* **PROBLEM DESCRIPTION**:
Which lines in the records below contain the word "industry"? Copy each one out.

─── THE DATA

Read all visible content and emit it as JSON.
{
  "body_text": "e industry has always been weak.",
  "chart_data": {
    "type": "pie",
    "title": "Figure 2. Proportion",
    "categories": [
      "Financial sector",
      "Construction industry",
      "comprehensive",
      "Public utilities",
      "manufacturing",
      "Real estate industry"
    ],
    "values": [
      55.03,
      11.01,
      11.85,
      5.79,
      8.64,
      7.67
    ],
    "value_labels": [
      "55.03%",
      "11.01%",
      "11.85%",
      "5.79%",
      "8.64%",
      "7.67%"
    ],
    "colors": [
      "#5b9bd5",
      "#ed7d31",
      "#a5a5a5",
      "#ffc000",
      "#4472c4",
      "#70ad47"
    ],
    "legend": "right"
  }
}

──────

* **ANSWER TO THIS TASK**:
  "body_text": "e industry has always been weak.",
      "Construction industry",
      "Real estate industry"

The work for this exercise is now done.